Return all lines where the word "babies" can be found.

Entries taken from a collection
┄┄┄┄┄┄┄┄┄┄┄┄┄┄┄┄┄┄┄┄

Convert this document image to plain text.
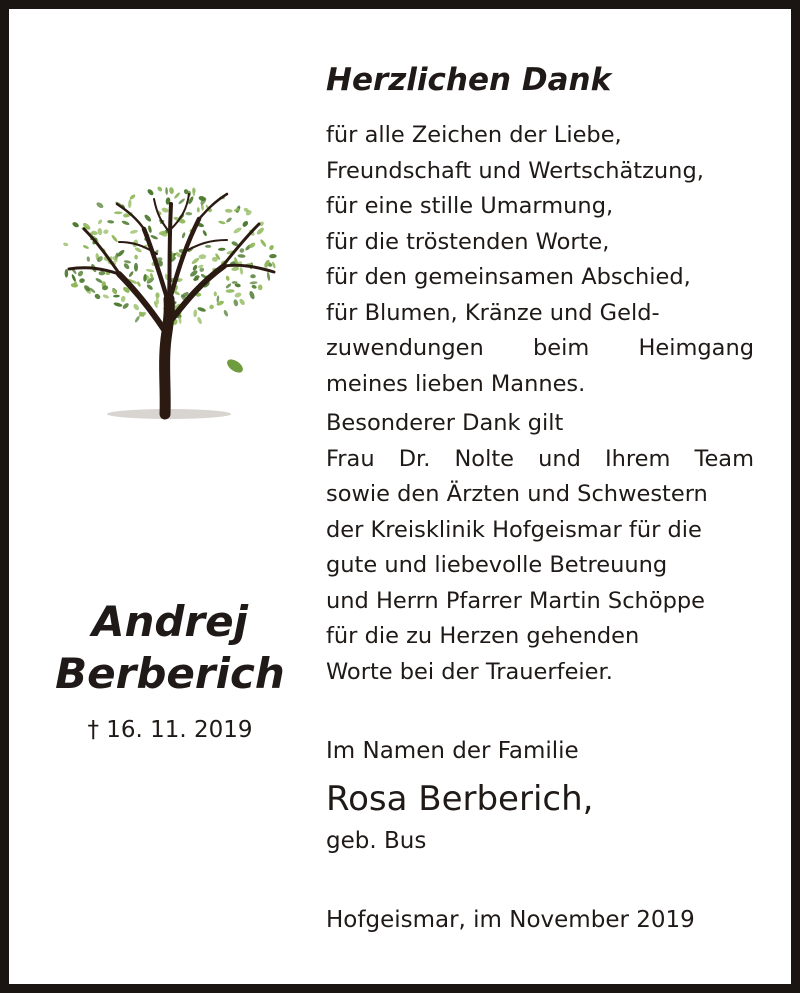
Andrej
Berberich
† 16. 11. 2019
Herzlichen Dank
für alle Zeichen der Liebe,
Freundschaft und Wertschätzung,
für eine stille Umarmung,
für die tröstenden Worte,
für den gemeinsamen Abschied,
für Blumen, Kränze und Geld-
zuwendungen beim Heimgang
meines lieben Mannes.
Besonderer Dank gilt
Frau Dr. Nolte und Ihrem Team
sowie den Ärzten und Schwestern
der Kreisklinik Hofgeismar für die
gute und liebevolle Betreuung
und Herrn Pfarrer Martin Schöppe
für die zu Herzen gehenden
Worte bei der Trauerfeier.
Im Namen der Familie
Rosa Berberich,
geb. Bus
Hofgeismar, im November 2019
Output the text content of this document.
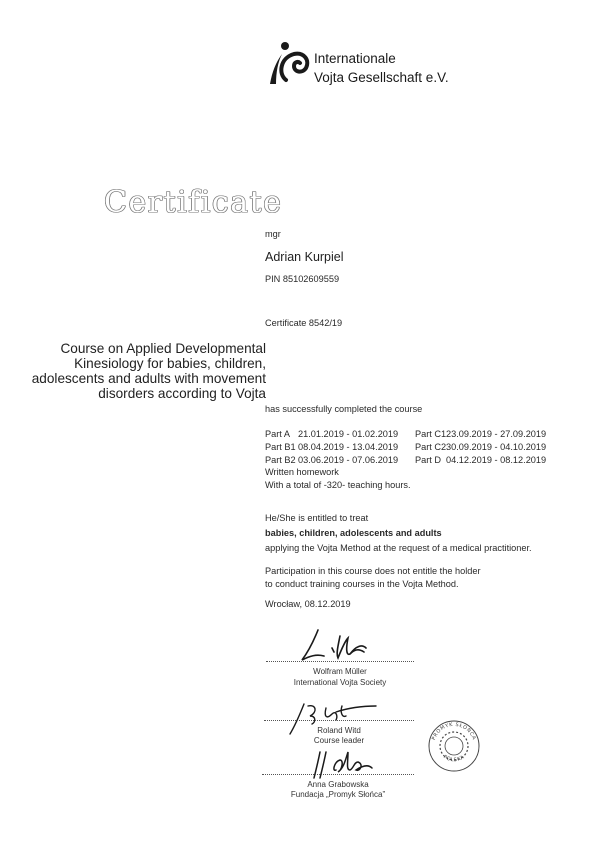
Internationale
Vojta Gesellschaft e.V.
Certificate
mgr
Adrian Kurpiel
PIN 85102609559
Certificate 8542/19
Course on Applied Developmental
Kinesiology for babies, children,
adolescents and adults with movement
disorders according to Vojta
has successfully completed the course
Part A 21.01.2019 - 01.02.2019 Part C1 23.09.2019 - 27.09.2019
Part B1 08.04.2019 - 13.04.2019 Part C2 30.09.2019 - 04.10.2019
Part B2 03.06.2019 - 07.06.2019 Part D 04.12.2019 - 08.12.2019
Written homework
With a total of -320- teaching hours.
He/She is entitled to treat
babies, children, adolescents and adults
applying the Vojta Method at the request of a medical practitioner.
Participation in this course does not entitle the holder
to conduct training courses in the Vojta Method.
Wrocław, 08.12.2019
Wolfram Müller
International Vojta Society
Roland Witd
Course leader	PROMYK SŁOŃCA
POLSKA
Anna Grabowska
Fundacja „Promyk Słońca”
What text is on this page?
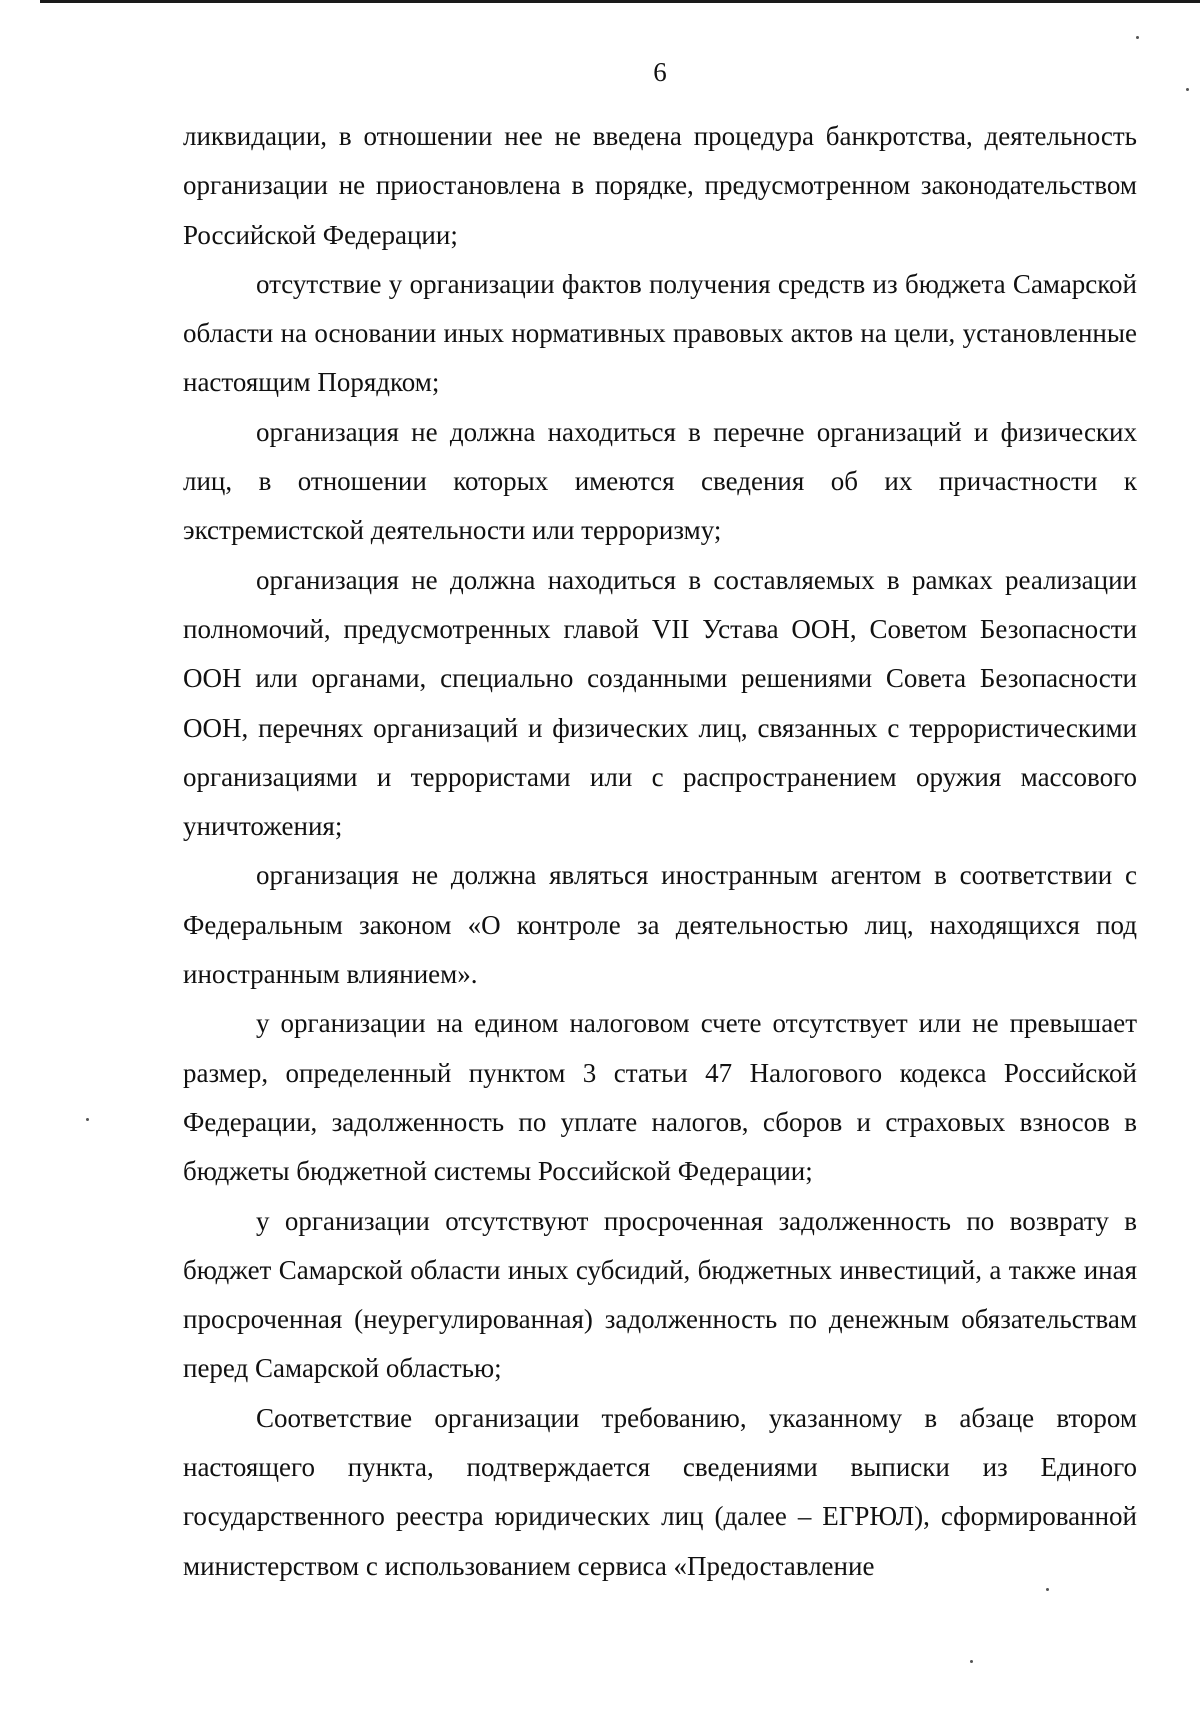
6

ликвидации, в отношении нее не введена процедура банкротства, деятельность организации не приостановлена в порядке, предусмотренном законодательством Российской Федерации;

отсутствие у организации фактов получения средств из бюджета Самарской области на основании иных нормативных правовых актов на цели, установленные настоящим Порядком;

организация не должна находиться в перечне организаций и физических лиц, в отношении которых имеются сведения об их причастности к экстремистской деятельности или терроризму;

организация не должна находиться в составляемых в рамках реализации полномочий, предусмотренных главой VII Устава ООН, Советом Безопасности ООН или органами, специально созданными решениями Совета Безопасности ООН, перечнях организаций и физических лиц, связанных с террористическими организациями и террористами или с распространением оружия массового уничтожения;

организация не должна являться иностранным агентом в соответствии с Федеральным законом «О контроле за деятельностью лиц, находящихся под иностранным влиянием».

у организации на едином налоговом счете отсутствует или не превышает размер, определенный пунктом 3 статьи 47 Налогового кодекса Российской Федерации, задолженность по уплате налогов, сборов и страховых взносов в бюджеты бюджетной системы Российской Федерации;

у организации отсутствуют просроченная задолженность по возврату в бюджет Самарской области иных субсидий, бюджетных инвестиций, а также иная просроченная (неурегулированная) задолженность по денежным обязательствам перед Самарской областью;

Соответствие организации требованию, указанному в абзаце втором настоящего пункта, подтверждается сведениями выписки из Единого государственного реестра юридических лиц (далее – ЕГРЮЛ), сформированной министерством с использованием сервиса «Предоставление
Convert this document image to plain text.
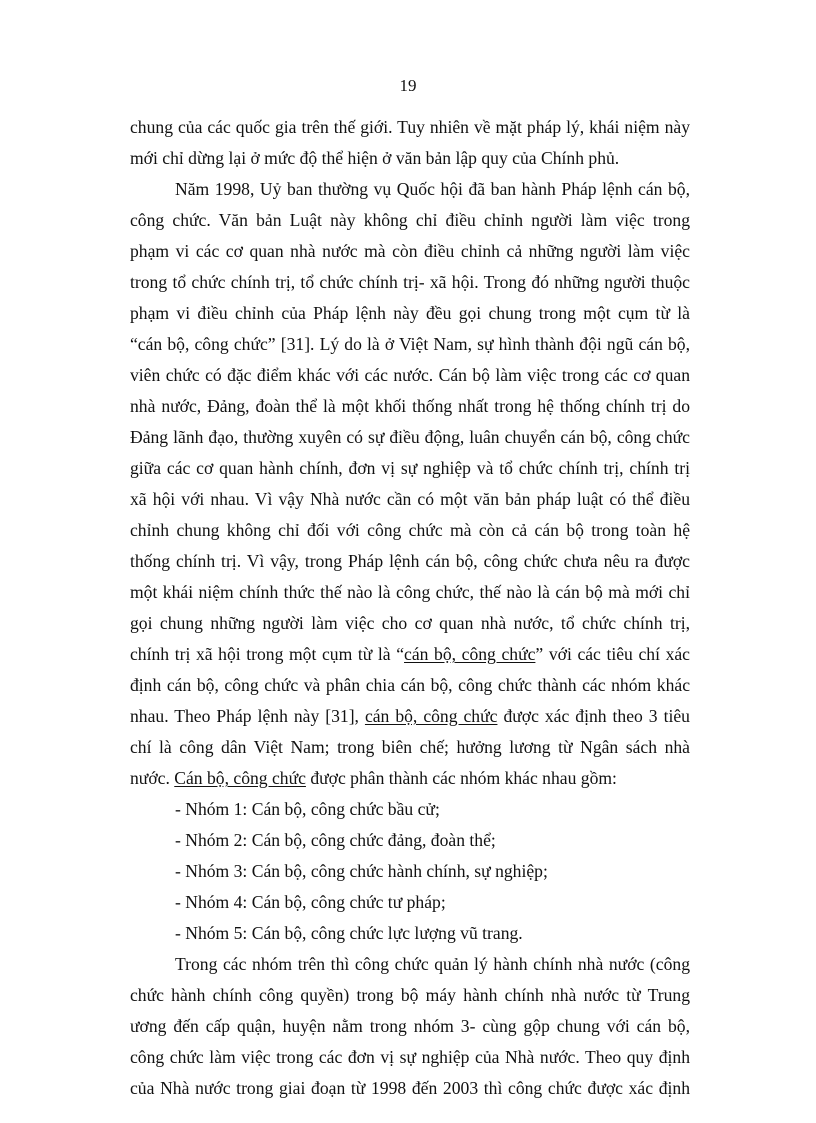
19
chung của các quốc gia trên thế giới. Tuy nhiên về mặt pháp lý, khái niệm này
mới chỉ dừng lại ở mức độ thể hiện ở văn bản lập quy của Chính phủ.
Năm 1998, Uỷ ban thường vụ Quốc hội đã ban hành Pháp lệnh cán bộ,
công chức. Văn bản Luật này không chỉ điều chỉnh người làm việc trong
phạm vi các cơ quan nhà nước mà còn điều chỉnh cả những người làm việc
trong tổ chức chính trị, tổ chức chính trị- xã hội. Trong đó những người thuộc
phạm vi điều chỉnh của Pháp lệnh này đều gọi chung trong một cụm từ là
“cán bộ, công chức” [31]. Lý do là ở Việt Nam, sự hình thành đội ngũ cán bộ,
viên chức có đặc điểm khác với các nước. Cán bộ làm việc trong các cơ quan
nhà nước, Đảng, đoàn thể là một khối thống nhất trong hệ thống chính trị do
Đảng lãnh đạo, thường xuyên có sự điều động, luân chuyển cán bộ, công chức
giữa các cơ quan hành chính, đơn vị sự nghiệp và tổ chức chính trị, chính trị
xã hội với nhau. Vì vậy Nhà nước cần có một văn bản pháp luật có thể điều
chỉnh chung không chỉ đối với công chức mà còn cả cán bộ trong toàn hệ
thống chính trị. Vì vậy, trong Pháp lệnh cán bộ, công chức chưa nêu ra được
một khái niệm chính thức thế nào là công chức, thế nào là cán bộ mà mới chỉ
gọi chung những người làm việc cho cơ quan nhà nước, tổ chức chính trị,
chính trị xã hội trong một cụm từ là “cán bộ, công chức” với các tiêu chí xác
định cán bộ, công chức và phân chia cán bộ, công chức thành các nhóm khác
nhau. Theo Pháp lệnh này [31], cán bộ, công chức được xác định theo 3 tiêu
chí là công dân Việt Nam; trong biên chế; hưởng lương từ Ngân sách nhà
nước. Cán bộ, công chức được phân thành các nhóm khác nhau gồm:
- Nhóm 1: Cán bộ, công chức bầu cử;
- Nhóm 2: Cán bộ, công chức đảng, đoàn thể;
- Nhóm 3: Cán bộ, công chức hành chính, sự nghiệp;
- Nhóm 4: Cán bộ, công chức tư pháp;
- Nhóm 5: Cán bộ, công chức lực lượng vũ trang.
Trong các nhóm trên thì công chức quản lý hành chính nhà nước (công
chức hành chính công quyền) trong bộ máy hành chính nhà nước từ Trung
ương đến cấp quận, huyện nằm trong nhóm 3- cùng gộp chung với cán bộ,
công chức làm việc trong các đơn vị sự nghiệp của Nhà nước. Theo quy định
của Nhà nước trong giai đoạn từ 1998 đến 2003 thì công chức được xác định
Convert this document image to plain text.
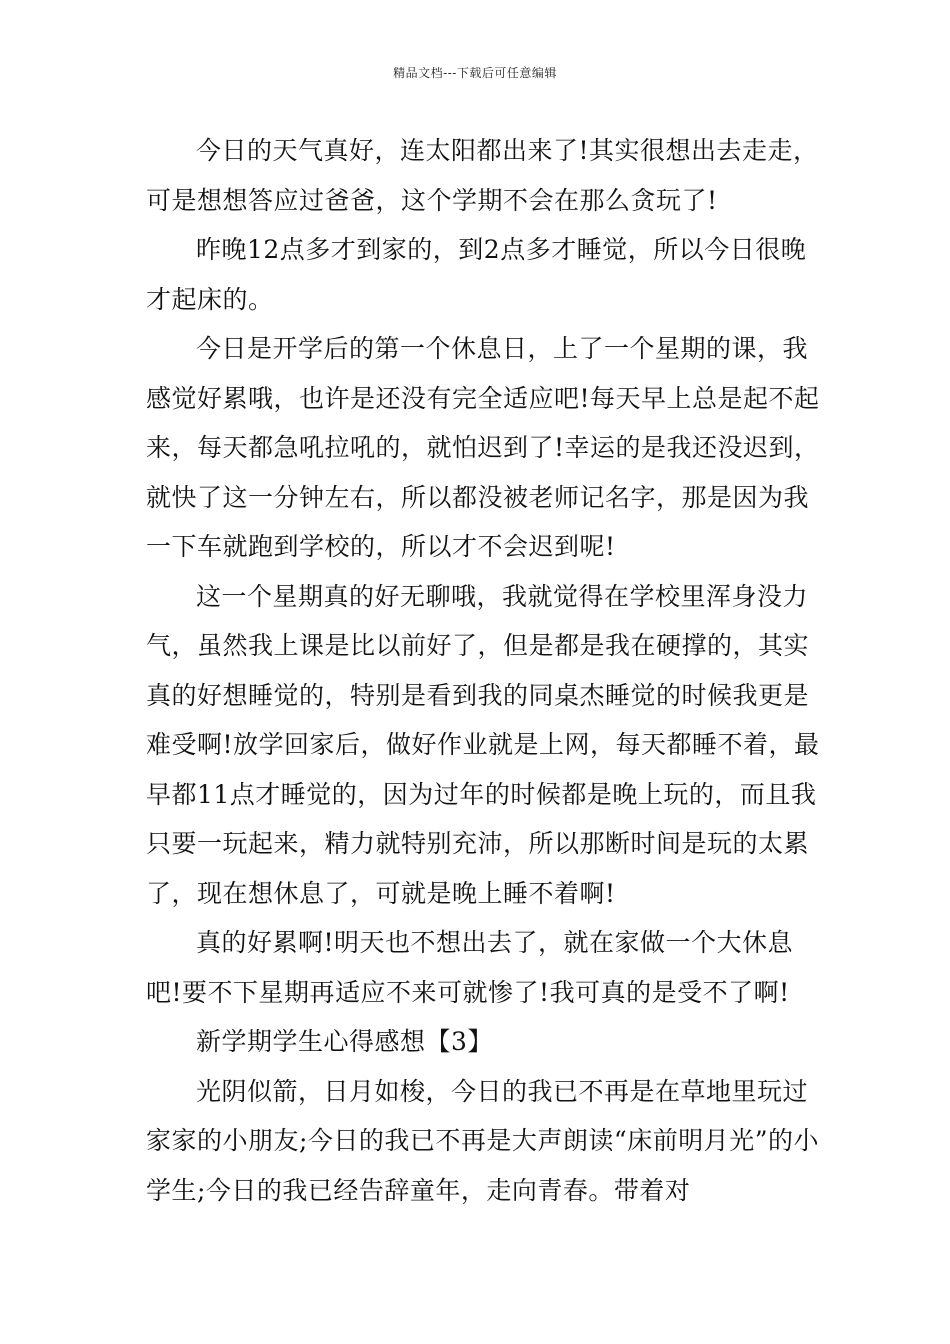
精品文档---下载后可任意编辑

今日的天气真好，连太阳都出来了!其实很想出去走走，可是想想答应过爸爸，这个学期不会在那么贪玩了!

昨晚12点多才到家的，到2点多才睡觉，所以今日很晚才起床的。

今日是开学后的第一个休息日，上了一个星期的课，我感觉好累哦，也许是还没有完全适应吧!每天早上总是起不起来，每天都急吼拉吼的，就怕迟到了!幸运的是我还没迟到，就快了这一分钟左右，所以都没被老师记名字，那是因为我一下车就跑到学校的，所以才不会迟到呢!

这一个星期真的好无聊哦，我就觉得在学校里浑身没力气，虽然我上课是比以前好了，但是都是我在硬撑的，其实真的好想睡觉的，特别是看到我的同桌杰睡觉的时候我更是难受啊!放学回家后，做好作业就是上网，每天都睡不着，最早都11点才睡觉的，因为过年的时候都是晚上玩的，而且我只要一玩起来，精力就特别充沛，所以那断时间是玩的太累了，现在想休息了，可就是晚上睡不着啊!

真的好累啊!明天也不想出去了，就在家做一个大休息吧!要不下星期再适应不来可就惨了!我可真的是受不了啊!

新学期学生心得感想【3】

光阴似箭，日月如梭，今日的我已不再是在草地里玩过家家的小朋友;今日的我已不再是大声朗读“床前明月光”的小学生;今日的我已经告辞童年，走向青春。带着对
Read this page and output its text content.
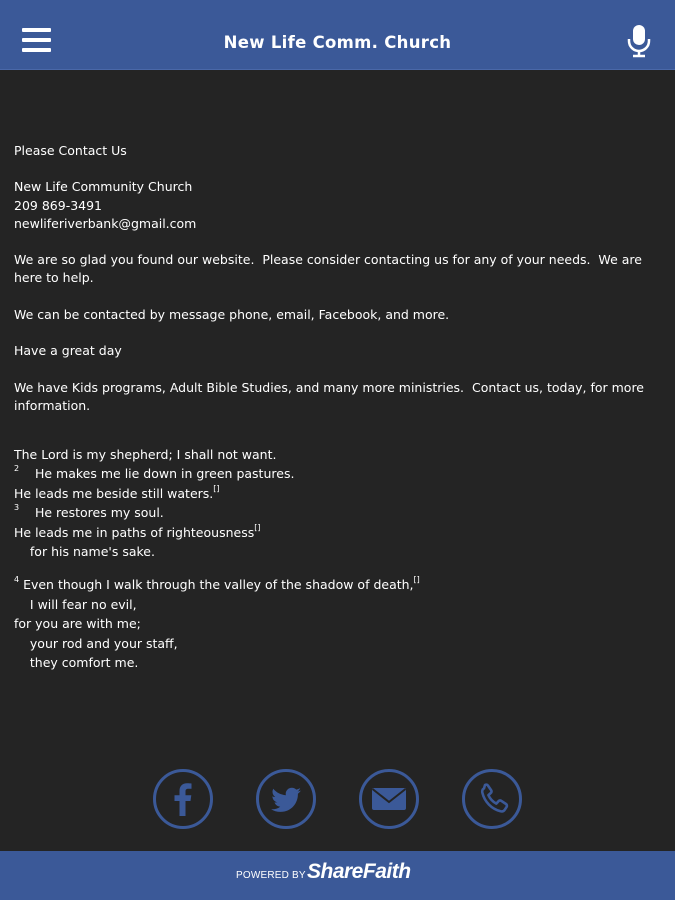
New Life Comm. Church

Please Contact Us

New Life Community Church

209 869-3491

newliferiverbank@gmail.com

We are so glad you found our website.  Please consider contacting us for any of your needs.  We are here to help.

We can be contacted by message phone, email, Facebook, and more.

Have a great day

We have Kids programs, Adult Bible Studies, and many more ministries.  Contact us, today, for more information.

The Lord is my shepherd; I shall not want.

$^2$    He makes me lie down in green pastures.

He leads me beside still waters.[]

$^3$    He restores my soul.

He leads me in paths of righteousness[]

for his name's sake.

$^4$ Even though I walk through the valley of the shadow of death,[]

I will fear no evil,

for you are with me;

your rod and your staff,

they comfort me.

POWERED BY ShareFaith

┄┄┄┄┄┄┄┄┄┄┄┄┄┄┄┄┄┄┄┄

Task solution =>
Kinesiology for babies, children,
babies, children, adolescents and adults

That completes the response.